**Work to complete**. Print all the records exactly, please.

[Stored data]
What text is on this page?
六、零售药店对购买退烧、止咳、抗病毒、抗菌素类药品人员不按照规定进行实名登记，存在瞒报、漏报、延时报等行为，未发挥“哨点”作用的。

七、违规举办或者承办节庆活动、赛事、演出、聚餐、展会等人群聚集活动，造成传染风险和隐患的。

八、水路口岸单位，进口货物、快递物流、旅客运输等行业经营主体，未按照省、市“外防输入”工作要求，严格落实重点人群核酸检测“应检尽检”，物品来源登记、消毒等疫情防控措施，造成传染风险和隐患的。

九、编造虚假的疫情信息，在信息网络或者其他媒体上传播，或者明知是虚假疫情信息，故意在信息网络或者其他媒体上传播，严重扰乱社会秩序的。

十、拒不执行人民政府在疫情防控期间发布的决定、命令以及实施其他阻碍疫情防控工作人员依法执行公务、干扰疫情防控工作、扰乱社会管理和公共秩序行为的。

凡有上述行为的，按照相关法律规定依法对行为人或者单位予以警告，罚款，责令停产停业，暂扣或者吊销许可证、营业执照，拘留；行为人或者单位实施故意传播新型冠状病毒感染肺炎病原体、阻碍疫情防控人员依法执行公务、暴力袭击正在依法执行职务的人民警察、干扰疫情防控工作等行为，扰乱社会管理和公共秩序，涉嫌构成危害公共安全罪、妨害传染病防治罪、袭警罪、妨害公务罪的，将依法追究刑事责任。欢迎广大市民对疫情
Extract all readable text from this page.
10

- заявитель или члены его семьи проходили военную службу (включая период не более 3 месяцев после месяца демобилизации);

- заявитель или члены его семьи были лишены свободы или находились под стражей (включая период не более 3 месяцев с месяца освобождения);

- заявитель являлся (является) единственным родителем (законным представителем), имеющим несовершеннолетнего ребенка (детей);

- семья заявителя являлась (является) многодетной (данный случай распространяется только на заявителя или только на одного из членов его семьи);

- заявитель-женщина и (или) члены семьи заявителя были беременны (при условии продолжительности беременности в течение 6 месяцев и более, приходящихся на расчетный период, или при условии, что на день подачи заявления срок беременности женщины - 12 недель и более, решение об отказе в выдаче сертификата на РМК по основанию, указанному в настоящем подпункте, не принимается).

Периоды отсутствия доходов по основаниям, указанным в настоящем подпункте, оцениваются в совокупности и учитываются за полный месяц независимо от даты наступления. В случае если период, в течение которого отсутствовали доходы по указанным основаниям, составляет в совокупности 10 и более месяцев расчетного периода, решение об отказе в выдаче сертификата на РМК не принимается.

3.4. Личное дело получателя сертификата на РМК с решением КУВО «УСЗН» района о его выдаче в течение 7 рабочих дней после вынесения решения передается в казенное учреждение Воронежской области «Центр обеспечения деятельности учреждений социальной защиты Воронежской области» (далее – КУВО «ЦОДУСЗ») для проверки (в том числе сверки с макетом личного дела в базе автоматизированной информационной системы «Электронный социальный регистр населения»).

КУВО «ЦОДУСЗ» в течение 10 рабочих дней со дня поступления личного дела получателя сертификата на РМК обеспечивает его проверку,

**The reply**.
What text is on this page?
六、零售药店对购买退烧、止咳、抗病毒、抗菌素类药品人员不按照规定进行实名登记，存在瞒报、漏报、延时报等行为，未发挥“哨点”作用的。

七、违规举办或者承办节庆活动、赛事、演出、聚餐、展会等人群聚集活动，造成传染风险和隐患的。

八、水路口岸单位，进口货物、快递物流、旅客运输等行业经营主体，未按照省、市“外防输入”工作要求，严格落实重点人群核酸检测“应检尽检”，物品来源登记、消毒等疫情防控措施，造成传染风险和隐患的。

九、编造虚假的疫情信息，在信息网络或者其他媒体上传播，或者明知是虚假疫情信息，故意在信息网络或者其他媒体上传播，严重扰乱社会秩序的。

十、拒不执行人民政府在疫情防控期间发布的决定、命令以及实施其他阻碍疫情防控工作人员依法执行公务、干扰疫情防控工作、扰乱社会管理和公共秩序行为的。

凡有上述行为的，按照相关法律规定依法对行为人或者单位予以警告，罚款，责令停产停业，暂扣或者吊销许可证、营业执照，拘留；行为人或者单位实施故意传播新型冠状病毒感染肺炎病原体、阻碍疫情防控人员依法执行公务、暴力袭击正在依法执行职务的人民警察、干扰疫情防控工作等行为，扰乱社会管理和公共秩序，涉嫌构成危害公共安全罪、妨害传染病防治罪、袭警罪、妨害公务罪的，将依法追究刑事责任。欢迎广大市民对疫情
Extract all readable text from this page.
10

- заявитель или члены его семьи проходили военную службу (включая период не более 3 месяцев после месяца демобилизации);

- заявитель или члены его семьи были лишены свободы или находились под стражей (включая период не более 3 месяцев с месяца освобождения);

- заявитель являлся (является) единственным родителем (законным представителем), имеющим несовершеннолетнего ребенка (детей);

- семья заявителя являлась (является) многодетной (данный случай распространяется только на заявителя или только на одного из членов его семьи);

- заявитель-женщина и (или) члены семьи заявителя были беременны (при условии продолжительности беременности в течение 6 месяцев и более, приходящихся на расчетный период, или при условии, что на день подачи заявления срок беременности женщины - 12 недель и более, решение об отказе в выдаче сертификата на РМК по основанию, указанному в настоящем подпункте, не принимается).

Периоды отсутствия доходов по основаниям, указанным в настоящем подпункте, оцениваются в совокупности и учитываются за полный месяц независимо от даты наступления. В случае если период, в течение которого отсутствовали доходы по указанным основаниям, составляет в совокупности 10 и более месяцев расчетного периода, решение об отказе в выдаче сертификата на РМК не принимается.

3.4. Личное дело получателя сертификата на РМК с решением КУВО «УСЗН» района о его выдаче в течение 7 рабочих дней после вынесения решения передается в казенное учреждение Воронежской области «Центр обеспечения деятельности учреждений социальной защиты Воронежской области» (далее – КУВО «ЦОДУСЗ») для проверки (в том числе сверки с макетом личного дела в базе автоматизированной информационной системы «Электронный социальный регистр населения»).

КУВО «ЦОДУСЗ» в течение 10 рабочих дней со дня поступления личного дела получателя сертификата на РМК обеспечивает его проверку,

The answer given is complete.